Begin Dataset extract
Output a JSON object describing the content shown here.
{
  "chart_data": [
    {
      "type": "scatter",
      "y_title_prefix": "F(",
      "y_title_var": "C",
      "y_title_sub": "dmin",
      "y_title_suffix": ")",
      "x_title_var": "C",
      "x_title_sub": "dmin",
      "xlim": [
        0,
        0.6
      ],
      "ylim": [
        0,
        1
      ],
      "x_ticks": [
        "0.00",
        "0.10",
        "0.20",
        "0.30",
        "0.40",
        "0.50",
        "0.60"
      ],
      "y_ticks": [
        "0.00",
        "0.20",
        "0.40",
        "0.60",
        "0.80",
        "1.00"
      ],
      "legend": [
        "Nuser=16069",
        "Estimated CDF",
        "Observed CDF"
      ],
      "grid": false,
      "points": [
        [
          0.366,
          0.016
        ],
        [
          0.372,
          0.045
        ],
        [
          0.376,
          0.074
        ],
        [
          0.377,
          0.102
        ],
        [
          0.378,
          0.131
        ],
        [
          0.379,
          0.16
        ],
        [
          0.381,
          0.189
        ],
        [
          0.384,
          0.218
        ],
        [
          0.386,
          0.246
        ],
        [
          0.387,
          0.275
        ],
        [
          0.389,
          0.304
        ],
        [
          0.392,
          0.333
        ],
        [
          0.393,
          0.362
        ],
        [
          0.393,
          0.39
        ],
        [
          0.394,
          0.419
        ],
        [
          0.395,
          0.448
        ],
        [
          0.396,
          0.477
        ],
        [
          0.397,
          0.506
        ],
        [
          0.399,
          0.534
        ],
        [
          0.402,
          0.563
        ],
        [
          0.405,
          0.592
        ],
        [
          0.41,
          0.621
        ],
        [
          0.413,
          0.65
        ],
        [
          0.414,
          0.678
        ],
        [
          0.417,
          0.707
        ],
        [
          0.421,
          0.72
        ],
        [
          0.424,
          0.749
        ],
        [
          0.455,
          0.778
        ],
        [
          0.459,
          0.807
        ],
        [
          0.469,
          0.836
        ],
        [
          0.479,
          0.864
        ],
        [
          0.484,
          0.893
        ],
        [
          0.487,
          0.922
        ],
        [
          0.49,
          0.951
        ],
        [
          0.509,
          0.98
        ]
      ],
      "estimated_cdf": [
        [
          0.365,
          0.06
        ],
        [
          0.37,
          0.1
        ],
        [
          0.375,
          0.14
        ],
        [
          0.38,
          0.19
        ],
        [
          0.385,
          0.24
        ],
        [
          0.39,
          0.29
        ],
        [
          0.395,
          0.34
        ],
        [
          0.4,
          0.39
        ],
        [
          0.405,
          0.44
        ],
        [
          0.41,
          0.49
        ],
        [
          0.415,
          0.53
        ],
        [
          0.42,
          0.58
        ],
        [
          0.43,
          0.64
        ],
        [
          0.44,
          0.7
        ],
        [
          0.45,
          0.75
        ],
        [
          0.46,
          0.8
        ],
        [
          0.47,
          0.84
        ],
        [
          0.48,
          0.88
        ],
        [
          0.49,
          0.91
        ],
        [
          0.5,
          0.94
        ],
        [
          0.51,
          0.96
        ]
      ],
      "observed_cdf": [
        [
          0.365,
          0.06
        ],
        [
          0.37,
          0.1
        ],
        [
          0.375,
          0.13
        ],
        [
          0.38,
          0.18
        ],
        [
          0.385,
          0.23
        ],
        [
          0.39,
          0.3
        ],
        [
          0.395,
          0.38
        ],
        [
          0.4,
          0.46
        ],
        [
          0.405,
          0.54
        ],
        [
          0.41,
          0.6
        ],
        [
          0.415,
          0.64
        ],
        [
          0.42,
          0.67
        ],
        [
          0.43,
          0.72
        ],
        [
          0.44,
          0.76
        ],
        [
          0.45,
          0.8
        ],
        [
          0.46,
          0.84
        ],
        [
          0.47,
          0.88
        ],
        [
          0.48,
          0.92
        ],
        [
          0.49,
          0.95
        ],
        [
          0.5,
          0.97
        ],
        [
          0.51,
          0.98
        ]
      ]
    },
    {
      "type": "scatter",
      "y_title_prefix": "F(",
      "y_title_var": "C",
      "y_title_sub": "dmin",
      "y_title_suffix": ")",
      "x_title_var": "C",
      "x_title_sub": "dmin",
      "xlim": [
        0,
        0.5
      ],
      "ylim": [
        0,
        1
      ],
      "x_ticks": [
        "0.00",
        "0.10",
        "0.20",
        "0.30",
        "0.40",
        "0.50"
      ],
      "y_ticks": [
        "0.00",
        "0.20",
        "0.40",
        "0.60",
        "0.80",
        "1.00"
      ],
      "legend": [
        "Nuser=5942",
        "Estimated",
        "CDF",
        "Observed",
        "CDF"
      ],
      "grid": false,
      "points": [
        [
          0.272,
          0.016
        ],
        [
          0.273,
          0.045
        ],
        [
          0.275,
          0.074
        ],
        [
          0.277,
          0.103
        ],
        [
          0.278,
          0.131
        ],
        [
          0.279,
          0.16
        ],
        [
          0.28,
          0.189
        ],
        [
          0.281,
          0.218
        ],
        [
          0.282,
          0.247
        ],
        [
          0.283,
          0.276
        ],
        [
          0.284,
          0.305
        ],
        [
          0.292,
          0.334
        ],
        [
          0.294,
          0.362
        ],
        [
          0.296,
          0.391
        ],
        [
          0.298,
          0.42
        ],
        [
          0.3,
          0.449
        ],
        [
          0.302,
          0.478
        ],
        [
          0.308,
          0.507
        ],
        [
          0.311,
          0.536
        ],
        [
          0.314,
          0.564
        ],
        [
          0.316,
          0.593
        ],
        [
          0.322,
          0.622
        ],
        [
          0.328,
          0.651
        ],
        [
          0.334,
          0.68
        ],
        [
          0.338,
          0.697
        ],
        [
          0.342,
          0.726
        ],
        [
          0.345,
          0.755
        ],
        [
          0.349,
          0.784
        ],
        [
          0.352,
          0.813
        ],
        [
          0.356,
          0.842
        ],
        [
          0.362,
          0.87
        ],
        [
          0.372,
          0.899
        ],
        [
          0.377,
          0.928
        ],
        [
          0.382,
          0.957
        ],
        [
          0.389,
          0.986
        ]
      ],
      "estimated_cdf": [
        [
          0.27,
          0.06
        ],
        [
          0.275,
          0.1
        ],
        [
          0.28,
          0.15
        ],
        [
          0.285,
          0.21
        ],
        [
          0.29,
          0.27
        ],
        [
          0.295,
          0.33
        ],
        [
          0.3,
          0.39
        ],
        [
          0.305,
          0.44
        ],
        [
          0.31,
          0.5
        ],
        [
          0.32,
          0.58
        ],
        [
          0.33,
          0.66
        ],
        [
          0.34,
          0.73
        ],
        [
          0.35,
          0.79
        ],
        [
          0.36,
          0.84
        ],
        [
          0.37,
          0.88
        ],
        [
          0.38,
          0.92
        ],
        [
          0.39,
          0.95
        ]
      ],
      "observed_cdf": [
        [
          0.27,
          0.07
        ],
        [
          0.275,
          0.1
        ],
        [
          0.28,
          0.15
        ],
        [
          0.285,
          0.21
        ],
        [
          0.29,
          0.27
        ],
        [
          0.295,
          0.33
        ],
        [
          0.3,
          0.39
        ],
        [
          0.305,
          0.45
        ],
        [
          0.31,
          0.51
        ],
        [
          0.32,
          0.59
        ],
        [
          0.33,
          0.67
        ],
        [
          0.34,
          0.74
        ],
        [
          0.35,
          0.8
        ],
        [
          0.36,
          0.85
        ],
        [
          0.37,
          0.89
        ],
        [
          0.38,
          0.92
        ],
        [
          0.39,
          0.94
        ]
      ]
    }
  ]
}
End Dataset extract
• Required work: Type out the material again exactly as presented.

• Completed task:
Output a JSON object describing the content shown here.
{
  "chart_data": [
    {
      "type": "scatter",
      "y_title_prefix": "F(",
      "y_title_var": "C",
      "y_title_sub": "dmin",
      "y_title_suffix": ")",
      "x_title_var": "C",
      "x_title_sub": "dmin",
      "xlim": [
        0,
        0.6
      ],
      "ylim": [
        0,
        1
      ],
      "x_ticks": [
        "0.00",
        "0.10",
        "0.20",
        "0.30",
        "0.40",
        "0.50",
        "0.60"
      ],
      "y_ticks": [
        "0.00",
        "0.20",
        "0.40",
        "0.60",
        "0.80",
        "1.00"
      ],
      "legend": [
        "Nuser=16069",
        "Estimated CDF",
        "Observed CDF"
      ],
      "grid": false,
      "points": [
        [
          0.366,
          0.016
        ],
        [
          0.372,
          0.045
        ],
        [
          0.376,
          0.074
        ],
        [
          0.377,
          0.102
        ],
        [
          0.378,
          0.131
        ],
        [
          0.379,
          0.16
        ],
        [
          0.381,
          0.189
        ],
        [
          0.384,
          0.218
        ],
        [
          0.386,
          0.246
        ],
        [
          0.387,
          0.275
        ],
        [
          0.389,
          0.304
        ],
        [
          0.392,
          0.333
        ],
        [
          0.393,
          0.362
        ],
        [
          0.393,
          0.39
        ],
        [
          0.394,
          0.419
        ],
        [
          0.395,
          0.448
        ],
        [
          0.396,
          0.477
        ],
        [
          0.397,
          0.506
        ],
        [
          0.399,
          0.534
        ],
        [
          0.402,
          0.563
        ],
        [
          0.405,
          0.592
        ],
        [
          0.41,
          0.621
        ],
        [
          0.413,
          0.65
        ],
        [
          0.414,
          0.678
        ],
        [
          0.417,
          0.707
        ],
        [
          0.421,
          0.72
        ],
        [
          0.424,
          0.749
        ],
        [
          0.455,
          0.778
        ],
        [
          0.459,
          0.807
        ],
        [
          0.469,
          0.836
        ],
        [
          0.479,
          0.864
        ],
        [
          0.484,
          0.893
        ],
        [
          0.487,
          0.922
        ],
        [
          0.49,
          0.951
        ],
        [
          0.509,
          0.98
        ]
      ],
      "estimated_cdf": [
        [
          0.365,
          0.06
        ],
        [
          0.37,
          0.1
        ],
        [
          0.375,
          0.14
        ],
        [
          0.38,
          0.19
        ],
        [
          0.385,
          0.24
        ],
        [
          0.39,
          0.29
        ],
        [
          0.395,
          0.34
        ],
        [
          0.4,
          0.39
        ],
        [
          0.405,
          0.44
        ],
        [
          0.41,
          0.49
        ],
        [
          0.415,
          0.53
        ],
        [
          0.42,
          0.58
        ],
        [
          0.43,
          0.64
        ],
        [
          0.44,
          0.7
        ],
        [
          0.45,
          0.75
        ],
        [
          0.46,
          0.8
        ],
        [
          0.47,
          0.84
        ],
        [
          0.48,
          0.88
        ],
        [
          0.49,
          0.91
        ],
        [
          0.5,
          0.94
        ],
        [
          0.51,
          0.96
        ]
      ],
      "observed_cdf": [
        [
          0.365,
          0.06
        ],
        [
          0.37,
          0.1
        ],
        [
          0.375,
          0.13
        ],
        [
          0.38,
          0.18
        ],
        [
          0.385,
          0.23
        ],
        [
          0.39,
          0.3
        ],
        [
          0.395,
          0.38
        ],
        [
          0.4,
          0.46
        ],
        [
          0.405,
          0.54
        ],
        [
          0.41,
          0.6
        ],
        [
          0.415,
          0.64
        ],
        [
          0.42,
          0.67
        ],
        [
          0.43,
          0.72
        ],
        [
          0.44,
          0.76
        ],
        [
          0.45,
          0.8
        ],
        [
          0.46,
          0.84
        ],
        [
          0.47,
          0.88
        ],
        [
          0.48,
          0.92
        ],
        [
          0.49,
          0.95
        ],
        [
          0.5,
          0.97
        ],
        [
          0.51,
          0.98
        ]
      ]
    },
    {
      "type": "scatter",
      "y_title_prefix": "F(",
      "y_title_var": "C",
      "y_title_sub": "dmin",
      "y_title_suffix": ")",
      "x_title_var": "C",
      "x_title_sub": "dmin",
      "xlim": [
        0,
        0.5
      ],
      "ylim": [
        0,
        1
      ],
      "x_ticks": [
        "0.00",
        "0.10",
        "0.20",
        "0.30",
        "0.40",
        "0.50"
      ],
      "y_ticks": [
        "0.00",
        "0.20",
        "0.40",
        "0.60",
        "0.80",
        "1.00"
      ],
      "legend": [
        "Nuser=5942",
        "Estimated",
        "CDF",
        "Observed",
        "CDF"
      ],
      "grid": false,
      "points": [
        [
          0.272,
          0.016
        ],
        [
          0.273,
          0.045
        ],
        [
          0.275,
          0.074
        ],
        [
          0.277,
          0.103
        ],
        [
          0.278,
          0.131
        ],
        [
          0.279,
          0.16
        ],
        [
          0.28,
          0.189
        ],
        [
          0.281,
          0.218
        ],
        [
          0.282,
          0.247
        ],
        [
          0.283,
          0.276
        ],
        [
          0.284,
          0.305
        ],
        [
          0.292,
          0.334
        ],
        [
          0.294,
          0.362
        ],
        [
          0.296,
          0.391
        ],
        [
          0.298,
          0.42
        ],
        [
          0.3,
          0.449
        ],
        [
          0.302,
          0.478
        ],
        [
          0.308,
          0.507
        ],
        [
          0.311,
          0.536
        ],
        [
          0.314,
          0.564
        ],
        [
          0.316,
          0.593
        ],
        [
          0.322,
          0.622
        ],
        [
          0.328,
          0.651
        ],
        [
          0.334,
          0.68
        ],
        [
          0.338,
          0.697
        ],
        [
          0.342,
          0.726
        ],
        [
          0.345,
          0.755
        ],
        [
          0.349,
          0.784
        ],
        [
          0.352,
          0.813
        ],
        [
          0.356,
          0.842
        ],
        [
          0.362,
          0.87
        ],
        [
          0.372,
          0.899
        ],
        [
          0.377,
          0.928
        ],
        [
          0.382,
          0.957
        ],
        [
          0.389,
          0.986
        ]
      ],
      "estimated_cdf": [
        [
          0.27,
          0.06
        ],
        [
          0.275,
          0.1
        ],
        [
          0.28,
          0.15
        ],
        [
          0.285,
          0.21
        ],
        [
          0.29,
          0.27
        ],
        [
          0.295,
          0.33
        ],
        [
          0.3,
          0.39
        ],
        [
          0.305,
          0.44
        ],
        [
          0.31,
          0.5
        ],
        [
          0.32,
          0.58
        ],
        [
          0.33,
          0.66
        ],
        [
          0.34,
          0.73
        ],
        [
          0.35,
          0.79
        ],
        [
          0.36,
          0.84
        ],
        [
          0.37,
          0.88
        ],
        [
          0.38,
          0.92
        ],
        [
          0.39,
          0.95
        ]
      ],
      "observed_cdf": [
        [
          0.27,
          0.07
        ],
        [
          0.275,
          0.1
        ],
        [
          0.28,
          0.15
        ],
        [
          0.285,
          0.21
        ],
        [
          0.29,
          0.27
        ],
        [
          0.295,
          0.33
        ],
        [
          0.3,
          0.39
        ],
        [
          0.305,
          0.45
        ],
        [
          0.31,
          0.51
        ],
        [
          0.32,
          0.59
        ],
        [
          0.33,
          0.67
        ],
        [
          0.34,
          0.74
        ],
        [
          0.35,
          0.8
        ],
        [
          0.36,
          0.85
        ],
        [
          0.37,
          0.89
        ],
        [
          0.38,
          0.92
        ],
        [
          0.39,
          0.94
        ]
      ]
    }
  ]
}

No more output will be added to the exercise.